Given instruction:
Retype the data that follows line by line, exactly, and leave its pictures out.

─── Rows

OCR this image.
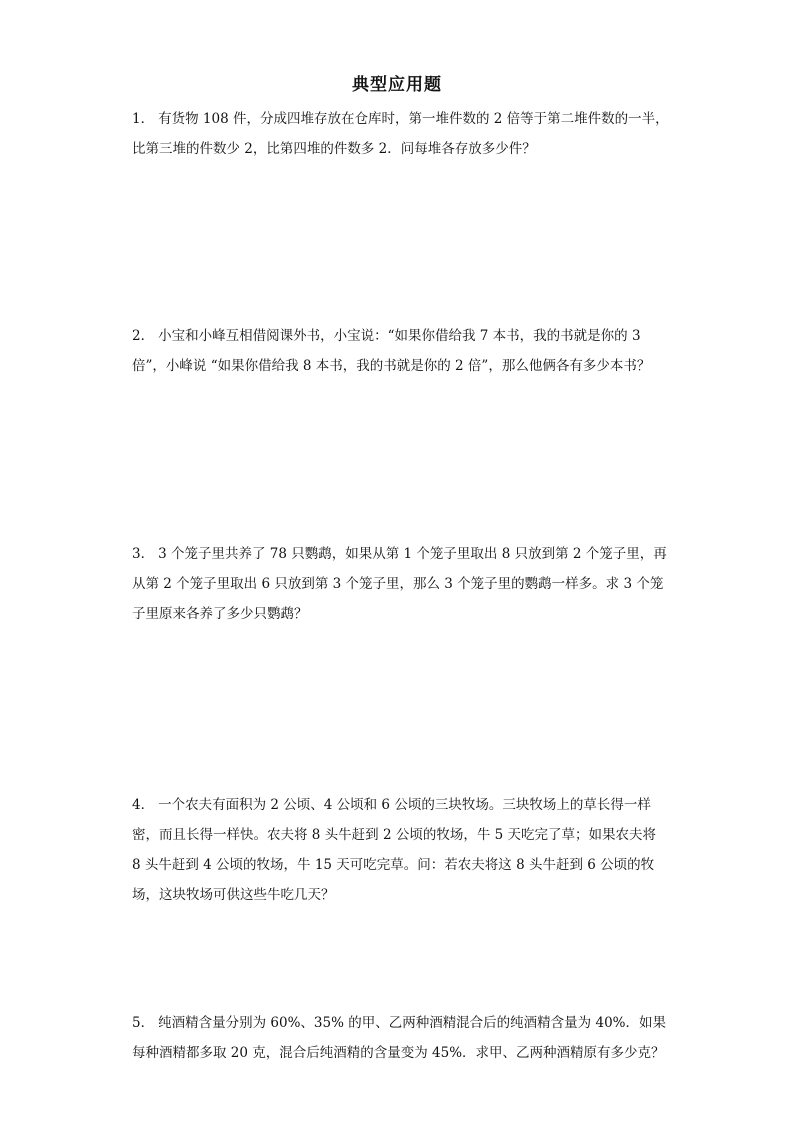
典型应用题
1． 有货物 108 件，分成四堆存放在仓库时，第一堆件数的 2 倍等于第二堆件数的一半，
比第三堆的件数少 2，比第四堆的件数多 2．问每堆各存放多少件？
2． 小宝和小峰互相借阅课外书，小宝说：“如果你借给我 7 本书，我的书就是你的 3
倍”，小峰说 “如果你借给我 8 本书，我的书就是你的 2 倍”，那么他俩各有多少本书？
3． 3 个笼子里共养了 78 只鹦鹉，如果从第 1 个笼子里取出 8 只放到第 2 个笼子里，再
从第 2 个笼子里取出 6 只放到第 3 个笼子里，那么 3 个笼子里的鹦鹉一样多。求 3 个笼
子里原来各养了多少只鹦鹉？
4． 一个农夫有面积为 2 公顷、4 公顷和 6 公顷的三块牧场。三块牧场上的草长得一样
密，而且长得一样快。农夫将 8 头牛赶到 2 公顷的牧场，牛 5 天吃完了草；如果农夫将
8 头牛赶到 4 公顷的牧场，牛 15 天可吃完草。问：若农夫将这 8 头牛赶到 6 公顷的牧
场，这块牧场可供这些牛吃几天？
5． 纯酒精含量分别为 60%、35% 的甲、乙两种酒精混合后的纯酒精含量为 40%．如果
每种酒精都多取 20 克，混合后纯酒精的含量变为 45%．求甲、乙两种酒精原有多少克？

──────

Response to the exercise:
OCR this image.
典型应用题
1． 有货物 108 件，分成四堆存放在仓库时，第一堆件数的 2 倍等于第二堆件数的一半，
比第三堆的件数少 2，比第四堆的件数多 2．问每堆各存放多少件？
2． 小宝和小峰互相借阅课外书，小宝说：“如果你借给我 7 本书，我的书就是你的 3
倍”，小峰说 “如果你借给我 8 本书，我的书就是你的 2 倍”，那么他俩各有多少本书？
3． 3 个笼子里共养了 78 只鹦鹉，如果从第 1 个笼子里取出 8 只放到第 2 个笼子里，再
从第 2 个笼子里取出 6 只放到第 3 个笼子里，那么 3 个笼子里的鹦鹉一样多。求 3 个笼
子里原来各养了多少只鹦鹉？
4． 一个农夫有面积为 2 公顷、4 公顷和 6 公顷的三块牧场。三块牧场上的草长得一样
密，而且长得一样快。农夫将 8 头牛赶到 2 公顷的牧场，牛 5 天吃完了草；如果农夫将
8 头牛赶到 4 公顷的牧场，牛 15 天可吃完草。问：若农夫将这 8 头牛赶到 6 公顷的牧
场，这块牧场可供这些牛吃几天？
5． 纯酒精含量分别为 60%、35% 的甲、乙两种酒精混合后的纯酒精含量为 40%．如果
每种酒精都多取 20 克，混合后纯酒精的含量变为 45%．求甲、乙两种酒精原有多少克？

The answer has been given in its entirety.